__Job__
Reproduce every line of the records below verbatim, leaving out the pictures.

__Given records__

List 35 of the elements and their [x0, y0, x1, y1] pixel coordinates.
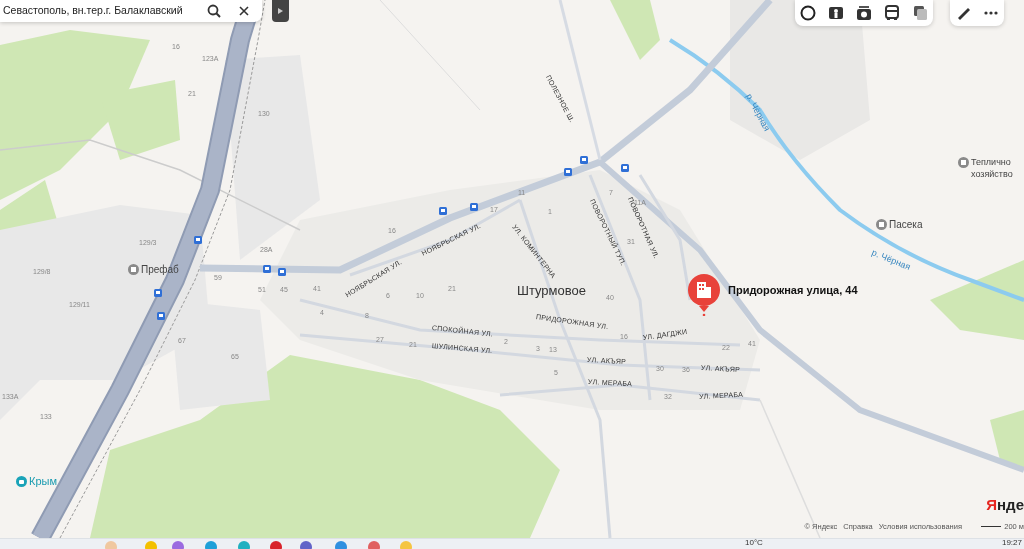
- park-area: [610, 0, 660, 60]
- bus-stop-icon[interactable]: [621, 164, 629, 172]
- layers-icon[interactable]: [800, 5, 816, 21]
- building-icon: [128, 264, 139, 275]
- bus-stop-icon[interactable]: [580, 156, 588, 164]
- scale-bar: [981, 525, 1002, 527]
- bus-stop-icon[interactable]: [154, 289, 162, 297]
- building-icon: [958, 157, 969, 168]
- place-label: Штурмовое: [517, 284, 586, 297]
- bus-stop-icon[interactable]: [439, 207, 447, 215]
- bus-stop-icon[interactable]: [564, 168, 572, 176]
- park-area: [990, 410, 1024, 470]
- weather-text: 10°C: [745, 539, 763, 547]
- bus-stop-icon[interactable]: [157, 312, 165, 320]
- bus-icon[interactable]: [884, 5, 900, 21]
- collapse-button[interactable]: [272, 0, 289, 22]
- camera-icon[interactable]: [856, 5, 872, 21]
- pin-label: Придорожная улица, 44: [728, 284, 858, 296]
- bus-stop-icon[interactable]: [278, 268, 286, 276]
- bus-stop-icon[interactable]: [194, 236, 202, 244]
- close-icon: [239, 6, 249, 16]
- bus-stop-icon[interactable]: [263, 265, 271, 273]
- search-field[interactable]: Севастополь, вн.тер.г. Балаклавский: [3, 3, 199, 19]
- bus-stop-icon[interactable]: [470, 203, 478, 211]
- map-logo: Янде: [986, 494, 1024, 515]
- poi-label[interactable]: Пасека: [876, 219, 923, 230]
- squares-icon[interactable]: [912, 5, 928, 21]
- clock-text: 19:27: [1001, 539, 1022, 547]
- poi-label[interactable]: Теплично хозяйство: [958, 157, 1021, 181]
- search-box[interactable]: Севастополь, вн.тер.г. Балаклавский: [0, 0, 262, 22]
- poi-label[interactable]: Префаб: [128, 264, 179, 275]
- location-pin-icon[interactable]: [688, 274, 720, 316]
- building-icon: [876, 219, 887, 230]
- triangle-icon: [278, 8, 283, 14]
- search-icon: [207, 4, 221, 18]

__Written answer__
List 35 of the elements and their [x0, y0, x1, y1] pixel coordinates.
- park-area: [610, 0, 660, 60]
- bus-stop-icon[interactable]: [621, 164, 629, 172]
- layers-icon[interactable]: [800, 5, 816, 21]
- building-icon: [128, 264, 139, 275]
- bus-stop-icon[interactable]: [580, 156, 588, 164]
- scale-bar: [981, 525, 1002, 527]
- bus-stop-icon[interactable]: [154, 289, 162, 297]
- building-icon: [958, 157, 969, 168]
- place-label: Штурмовое: [517, 284, 586, 297]
- bus-stop-icon[interactable]: [439, 207, 447, 215]
- bus-stop-icon[interactable]: [564, 168, 572, 176]
- park-area: [990, 410, 1024, 470]
- weather-text: 10°C: [745, 539, 763, 547]
- bus-stop-icon[interactable]: [157, 312, 165, 320]
- bus-icon[interactable]: [884, 5, 900, 21]
- collapse-button[interactable]: [272, 0, 289, 22]
- camera-icon[interactable]: [856, 5, 872, 21]
- pin-label: Придорожная улица, 44: [728, 284, 858, 296]
- bus-stop-icon[interactable]: [278, 268, 286, 276]
- bus-stop-icon[interactable]: [194, 236, 202, 244]
- close-icon: [239, 6, 249, 16]
- bus-stop-icon[interactable]: [263, 265, 271, 273]
- search-field[interactable]: Севастополь, вн.тер.г. Балаклавский: [3, 3, 199, 19]
- bus-stop-icon[interactable]: [470, 203, 478, 211]
- map-logo: Янде: [986, 494, 1024, 515]
- poi-label[interactable]: Пасека: [876, 219, 923, 230]
- squares-icon[interactable]: [912, 5, 928, 21]
- clock-text: 19:27: [1001, 539, 1022, 547]
- poi-label[interactable]: Теплично хозяйство: [958, 157, 1021, 181]
- search-box[interactable]: Севастополь, вн.тер.г. Балаклавский: [0, 0, 262, 22]
- poi-label[interactable]: Префаб: [128, 264, 179, 275]
- location-pin-icon[interactable]: [688, 274, 720, 316]
- building-icon: [876, 219, 887, 230]
- triangle-icon: [278, 8, 283, 14]
- search-icon: [207, 4, 221, 18]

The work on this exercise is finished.